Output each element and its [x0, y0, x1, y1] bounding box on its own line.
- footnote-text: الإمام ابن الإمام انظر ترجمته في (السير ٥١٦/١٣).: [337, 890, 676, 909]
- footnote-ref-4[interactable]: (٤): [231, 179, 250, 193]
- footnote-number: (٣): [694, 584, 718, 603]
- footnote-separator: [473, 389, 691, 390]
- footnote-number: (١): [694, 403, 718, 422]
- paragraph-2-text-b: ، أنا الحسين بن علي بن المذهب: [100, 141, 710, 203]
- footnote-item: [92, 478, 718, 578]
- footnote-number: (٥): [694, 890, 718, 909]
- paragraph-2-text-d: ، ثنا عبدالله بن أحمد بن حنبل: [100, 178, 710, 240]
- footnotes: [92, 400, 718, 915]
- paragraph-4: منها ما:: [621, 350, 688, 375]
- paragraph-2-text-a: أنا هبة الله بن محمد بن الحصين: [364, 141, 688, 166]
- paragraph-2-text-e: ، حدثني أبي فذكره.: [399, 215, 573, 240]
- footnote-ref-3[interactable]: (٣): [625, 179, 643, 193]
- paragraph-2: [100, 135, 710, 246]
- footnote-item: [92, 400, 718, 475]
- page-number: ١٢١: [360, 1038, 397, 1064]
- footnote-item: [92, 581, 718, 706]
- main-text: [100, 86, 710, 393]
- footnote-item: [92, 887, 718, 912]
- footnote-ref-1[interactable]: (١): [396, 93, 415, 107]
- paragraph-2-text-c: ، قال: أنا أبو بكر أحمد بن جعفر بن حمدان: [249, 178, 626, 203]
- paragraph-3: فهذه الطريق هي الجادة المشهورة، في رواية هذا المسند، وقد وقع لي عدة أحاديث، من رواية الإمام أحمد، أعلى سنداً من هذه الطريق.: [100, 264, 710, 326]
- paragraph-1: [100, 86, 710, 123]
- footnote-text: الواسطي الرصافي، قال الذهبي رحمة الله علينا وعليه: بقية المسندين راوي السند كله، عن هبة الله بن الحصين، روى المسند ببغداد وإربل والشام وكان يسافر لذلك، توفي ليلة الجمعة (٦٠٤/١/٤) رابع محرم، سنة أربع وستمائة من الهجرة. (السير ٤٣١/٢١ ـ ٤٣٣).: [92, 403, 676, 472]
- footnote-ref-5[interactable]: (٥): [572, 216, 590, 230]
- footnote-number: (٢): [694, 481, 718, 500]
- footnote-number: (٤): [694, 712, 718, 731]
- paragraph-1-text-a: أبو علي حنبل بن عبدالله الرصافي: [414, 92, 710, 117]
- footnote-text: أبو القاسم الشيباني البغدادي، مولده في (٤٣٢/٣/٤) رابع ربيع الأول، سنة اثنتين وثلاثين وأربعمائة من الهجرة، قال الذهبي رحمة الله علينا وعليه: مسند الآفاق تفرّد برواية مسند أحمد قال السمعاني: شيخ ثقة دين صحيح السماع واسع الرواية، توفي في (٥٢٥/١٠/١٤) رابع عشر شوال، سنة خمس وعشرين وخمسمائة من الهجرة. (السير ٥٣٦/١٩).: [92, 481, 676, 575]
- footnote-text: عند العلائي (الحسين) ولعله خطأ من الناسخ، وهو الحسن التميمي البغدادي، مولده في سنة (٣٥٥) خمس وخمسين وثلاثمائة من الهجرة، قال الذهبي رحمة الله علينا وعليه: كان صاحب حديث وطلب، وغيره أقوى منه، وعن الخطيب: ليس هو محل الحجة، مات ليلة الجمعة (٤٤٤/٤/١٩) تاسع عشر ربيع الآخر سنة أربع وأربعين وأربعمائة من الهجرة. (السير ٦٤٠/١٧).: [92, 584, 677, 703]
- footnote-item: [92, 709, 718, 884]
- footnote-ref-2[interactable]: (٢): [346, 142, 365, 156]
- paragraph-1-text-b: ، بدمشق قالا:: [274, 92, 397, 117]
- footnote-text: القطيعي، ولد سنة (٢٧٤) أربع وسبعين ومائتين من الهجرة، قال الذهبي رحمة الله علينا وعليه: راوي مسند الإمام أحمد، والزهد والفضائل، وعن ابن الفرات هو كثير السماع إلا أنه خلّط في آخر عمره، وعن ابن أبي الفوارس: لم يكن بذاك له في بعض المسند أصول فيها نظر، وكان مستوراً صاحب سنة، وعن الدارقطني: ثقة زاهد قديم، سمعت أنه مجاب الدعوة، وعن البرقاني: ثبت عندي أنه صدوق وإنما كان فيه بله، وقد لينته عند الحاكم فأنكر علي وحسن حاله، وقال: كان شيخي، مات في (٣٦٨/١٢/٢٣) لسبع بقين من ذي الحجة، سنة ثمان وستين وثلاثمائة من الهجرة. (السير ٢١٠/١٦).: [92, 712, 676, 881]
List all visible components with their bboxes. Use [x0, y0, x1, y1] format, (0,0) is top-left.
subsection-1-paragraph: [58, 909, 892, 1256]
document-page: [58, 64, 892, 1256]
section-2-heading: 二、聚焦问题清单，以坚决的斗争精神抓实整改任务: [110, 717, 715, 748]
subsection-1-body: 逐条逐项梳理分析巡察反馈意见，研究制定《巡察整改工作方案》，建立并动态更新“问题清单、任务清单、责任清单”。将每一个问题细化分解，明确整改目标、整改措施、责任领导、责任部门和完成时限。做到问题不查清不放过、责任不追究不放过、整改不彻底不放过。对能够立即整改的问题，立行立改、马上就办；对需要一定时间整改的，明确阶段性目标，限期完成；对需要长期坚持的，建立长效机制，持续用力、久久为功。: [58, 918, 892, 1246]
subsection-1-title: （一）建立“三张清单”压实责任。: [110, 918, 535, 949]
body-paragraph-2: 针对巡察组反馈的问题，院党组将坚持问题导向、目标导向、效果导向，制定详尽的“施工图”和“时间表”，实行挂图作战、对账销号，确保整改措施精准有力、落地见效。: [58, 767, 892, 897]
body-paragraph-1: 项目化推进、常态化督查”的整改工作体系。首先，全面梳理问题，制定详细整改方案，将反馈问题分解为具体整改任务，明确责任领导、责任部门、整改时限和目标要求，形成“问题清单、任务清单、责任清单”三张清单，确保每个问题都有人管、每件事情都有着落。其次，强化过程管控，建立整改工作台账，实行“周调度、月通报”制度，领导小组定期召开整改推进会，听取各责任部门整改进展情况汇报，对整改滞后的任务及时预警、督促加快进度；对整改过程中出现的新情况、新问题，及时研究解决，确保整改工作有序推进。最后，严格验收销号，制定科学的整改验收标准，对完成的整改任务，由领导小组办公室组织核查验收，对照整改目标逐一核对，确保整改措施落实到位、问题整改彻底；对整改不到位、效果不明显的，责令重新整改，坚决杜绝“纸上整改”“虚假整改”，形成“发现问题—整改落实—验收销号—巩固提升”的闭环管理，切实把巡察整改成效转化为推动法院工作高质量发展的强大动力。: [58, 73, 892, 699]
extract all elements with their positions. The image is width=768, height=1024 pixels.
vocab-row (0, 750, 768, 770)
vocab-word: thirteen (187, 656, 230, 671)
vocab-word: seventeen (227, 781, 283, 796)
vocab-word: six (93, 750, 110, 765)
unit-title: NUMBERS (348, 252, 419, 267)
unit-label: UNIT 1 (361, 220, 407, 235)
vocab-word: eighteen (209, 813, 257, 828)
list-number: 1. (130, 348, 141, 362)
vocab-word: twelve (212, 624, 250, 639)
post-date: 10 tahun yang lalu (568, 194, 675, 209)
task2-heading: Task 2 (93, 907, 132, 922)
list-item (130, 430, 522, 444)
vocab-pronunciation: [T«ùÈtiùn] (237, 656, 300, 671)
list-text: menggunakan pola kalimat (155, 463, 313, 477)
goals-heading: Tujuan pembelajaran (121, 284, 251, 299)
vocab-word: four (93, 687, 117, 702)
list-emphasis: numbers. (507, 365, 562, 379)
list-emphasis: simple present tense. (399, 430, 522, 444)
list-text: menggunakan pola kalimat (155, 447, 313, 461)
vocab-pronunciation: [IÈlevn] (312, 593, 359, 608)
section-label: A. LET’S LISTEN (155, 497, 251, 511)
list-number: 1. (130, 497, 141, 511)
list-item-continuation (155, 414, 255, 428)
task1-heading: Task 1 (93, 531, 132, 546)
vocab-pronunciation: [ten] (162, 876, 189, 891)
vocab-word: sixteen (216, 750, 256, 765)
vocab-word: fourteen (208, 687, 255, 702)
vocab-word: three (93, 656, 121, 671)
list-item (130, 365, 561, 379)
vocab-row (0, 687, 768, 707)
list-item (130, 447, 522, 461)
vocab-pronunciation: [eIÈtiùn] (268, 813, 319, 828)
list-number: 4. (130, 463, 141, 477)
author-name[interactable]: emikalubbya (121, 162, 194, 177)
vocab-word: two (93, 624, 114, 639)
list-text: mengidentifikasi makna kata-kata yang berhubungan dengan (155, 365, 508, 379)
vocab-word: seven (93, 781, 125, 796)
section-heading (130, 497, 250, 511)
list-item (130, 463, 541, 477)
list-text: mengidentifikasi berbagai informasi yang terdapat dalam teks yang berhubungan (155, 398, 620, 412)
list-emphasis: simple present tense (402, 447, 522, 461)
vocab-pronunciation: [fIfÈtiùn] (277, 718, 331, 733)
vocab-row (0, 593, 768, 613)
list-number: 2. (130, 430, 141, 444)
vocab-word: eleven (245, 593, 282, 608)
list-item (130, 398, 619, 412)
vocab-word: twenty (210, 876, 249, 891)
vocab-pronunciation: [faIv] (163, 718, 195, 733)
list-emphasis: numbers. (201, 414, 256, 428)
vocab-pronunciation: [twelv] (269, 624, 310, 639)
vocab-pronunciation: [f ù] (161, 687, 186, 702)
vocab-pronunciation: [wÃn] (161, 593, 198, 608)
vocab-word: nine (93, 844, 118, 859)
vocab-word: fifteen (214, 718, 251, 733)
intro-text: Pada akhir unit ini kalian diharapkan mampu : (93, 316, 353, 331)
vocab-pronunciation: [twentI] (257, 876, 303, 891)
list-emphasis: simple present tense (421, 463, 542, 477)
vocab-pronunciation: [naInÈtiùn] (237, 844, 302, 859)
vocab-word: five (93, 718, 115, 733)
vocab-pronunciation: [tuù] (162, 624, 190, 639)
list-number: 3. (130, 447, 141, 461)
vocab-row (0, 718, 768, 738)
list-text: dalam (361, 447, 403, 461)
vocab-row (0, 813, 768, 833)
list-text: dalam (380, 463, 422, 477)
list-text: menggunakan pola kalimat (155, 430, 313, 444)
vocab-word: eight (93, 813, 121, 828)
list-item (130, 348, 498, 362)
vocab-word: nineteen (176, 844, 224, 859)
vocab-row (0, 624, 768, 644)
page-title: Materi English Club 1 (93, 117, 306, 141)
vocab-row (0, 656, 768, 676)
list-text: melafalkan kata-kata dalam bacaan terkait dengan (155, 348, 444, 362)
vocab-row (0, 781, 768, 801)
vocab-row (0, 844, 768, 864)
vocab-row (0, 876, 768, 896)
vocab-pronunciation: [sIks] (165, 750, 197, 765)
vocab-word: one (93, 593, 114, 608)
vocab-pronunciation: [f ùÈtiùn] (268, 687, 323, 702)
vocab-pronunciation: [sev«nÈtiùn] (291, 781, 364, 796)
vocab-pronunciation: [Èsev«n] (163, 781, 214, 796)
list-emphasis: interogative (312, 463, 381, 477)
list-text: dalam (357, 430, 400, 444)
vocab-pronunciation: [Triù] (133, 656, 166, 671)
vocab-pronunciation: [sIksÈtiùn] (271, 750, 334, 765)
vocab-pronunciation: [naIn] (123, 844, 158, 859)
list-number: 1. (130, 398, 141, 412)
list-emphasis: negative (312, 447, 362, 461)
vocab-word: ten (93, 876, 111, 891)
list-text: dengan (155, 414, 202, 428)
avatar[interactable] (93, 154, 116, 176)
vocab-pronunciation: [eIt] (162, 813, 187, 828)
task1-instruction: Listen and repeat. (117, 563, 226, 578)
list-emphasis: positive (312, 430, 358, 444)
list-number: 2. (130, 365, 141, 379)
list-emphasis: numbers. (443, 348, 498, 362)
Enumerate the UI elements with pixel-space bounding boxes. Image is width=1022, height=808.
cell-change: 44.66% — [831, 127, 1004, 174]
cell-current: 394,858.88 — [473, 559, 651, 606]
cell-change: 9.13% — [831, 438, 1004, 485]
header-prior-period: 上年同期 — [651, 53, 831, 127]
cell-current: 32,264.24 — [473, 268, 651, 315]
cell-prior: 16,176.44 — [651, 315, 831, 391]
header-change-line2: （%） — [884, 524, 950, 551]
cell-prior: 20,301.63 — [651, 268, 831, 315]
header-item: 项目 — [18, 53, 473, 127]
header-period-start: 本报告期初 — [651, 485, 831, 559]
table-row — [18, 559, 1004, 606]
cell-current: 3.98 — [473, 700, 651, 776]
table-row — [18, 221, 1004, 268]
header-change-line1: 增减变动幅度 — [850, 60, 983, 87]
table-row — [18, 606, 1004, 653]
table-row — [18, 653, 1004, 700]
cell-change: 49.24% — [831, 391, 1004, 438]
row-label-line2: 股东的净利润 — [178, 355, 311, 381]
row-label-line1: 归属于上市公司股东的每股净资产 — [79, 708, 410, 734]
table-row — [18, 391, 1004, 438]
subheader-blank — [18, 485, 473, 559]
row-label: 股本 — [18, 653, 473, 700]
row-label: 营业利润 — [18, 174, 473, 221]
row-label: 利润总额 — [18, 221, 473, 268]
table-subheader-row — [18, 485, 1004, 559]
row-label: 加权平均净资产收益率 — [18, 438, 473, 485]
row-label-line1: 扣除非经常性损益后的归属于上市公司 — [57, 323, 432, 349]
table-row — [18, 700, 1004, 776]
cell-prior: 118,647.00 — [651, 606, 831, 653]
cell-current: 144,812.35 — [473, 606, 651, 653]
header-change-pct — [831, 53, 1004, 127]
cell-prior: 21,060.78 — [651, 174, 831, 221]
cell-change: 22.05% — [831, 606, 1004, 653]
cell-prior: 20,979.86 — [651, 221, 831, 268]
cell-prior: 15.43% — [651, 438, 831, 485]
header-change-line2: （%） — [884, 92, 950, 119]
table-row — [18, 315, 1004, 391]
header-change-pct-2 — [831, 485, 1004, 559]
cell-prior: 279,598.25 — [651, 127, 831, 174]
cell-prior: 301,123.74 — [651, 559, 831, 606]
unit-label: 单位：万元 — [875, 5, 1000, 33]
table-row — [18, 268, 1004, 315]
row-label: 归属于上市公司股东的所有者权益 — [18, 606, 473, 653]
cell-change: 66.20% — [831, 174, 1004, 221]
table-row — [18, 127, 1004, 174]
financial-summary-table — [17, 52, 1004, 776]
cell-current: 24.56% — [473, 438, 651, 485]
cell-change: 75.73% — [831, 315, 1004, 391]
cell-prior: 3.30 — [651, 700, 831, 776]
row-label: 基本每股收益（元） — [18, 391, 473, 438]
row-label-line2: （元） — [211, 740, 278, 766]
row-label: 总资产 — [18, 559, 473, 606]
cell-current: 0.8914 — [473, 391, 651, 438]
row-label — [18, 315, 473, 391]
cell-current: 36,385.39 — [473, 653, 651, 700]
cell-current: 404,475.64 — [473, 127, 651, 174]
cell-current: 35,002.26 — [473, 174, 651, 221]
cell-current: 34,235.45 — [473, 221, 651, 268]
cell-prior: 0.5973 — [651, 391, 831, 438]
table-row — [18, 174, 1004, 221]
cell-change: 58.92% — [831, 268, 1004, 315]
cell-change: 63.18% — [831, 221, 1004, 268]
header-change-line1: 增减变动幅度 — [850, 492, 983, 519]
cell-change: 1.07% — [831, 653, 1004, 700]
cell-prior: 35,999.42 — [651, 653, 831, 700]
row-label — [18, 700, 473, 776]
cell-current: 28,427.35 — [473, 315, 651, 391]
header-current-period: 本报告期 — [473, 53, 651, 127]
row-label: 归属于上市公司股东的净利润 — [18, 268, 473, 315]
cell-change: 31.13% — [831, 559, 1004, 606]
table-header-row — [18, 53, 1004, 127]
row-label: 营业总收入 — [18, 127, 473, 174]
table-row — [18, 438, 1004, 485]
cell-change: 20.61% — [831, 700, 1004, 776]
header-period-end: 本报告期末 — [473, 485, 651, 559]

GOAL
Return the lines from the very start of the entries through the line containing "- paragraph-4: منها ما:: [621, 350, 688, 375]", inclusive, reproducing each one character for character.

THE OUTPUT
Output each element and its [x0, y0, x1, y1] bounding box on its own line.
- footnote-text: الإمام ابن الإمام انظر ترجمته في (السير ٥١٦/١٣).: [337, 890, 676, 909]
- footnote-ref-4[interactable]: (٤): [231, 179, 250, 193]
- footnote-number: (٣): [694, 584, 718, 603]
- footnote-separator: [473, 389, 691, 390]
- footnote-number: (١): [694, 403, 718, 422]
- paragraph-2-text-b: ، أنا الحسين بن علي بن المذهب: [100, 141, 710, 203]
- footnote-item: [92, 478, 718, 578]
- footnote-number: (٥): [694, 890, 718, 909]
- paragraph-2-text-d: ، ثنا عبدالله بن أحمد بن حنبل: [100, 178, 710, 240]
- footnotes: [92, 400, 718, 915]
- paragraph-4: منها ما:: [621, 350, 688, 375]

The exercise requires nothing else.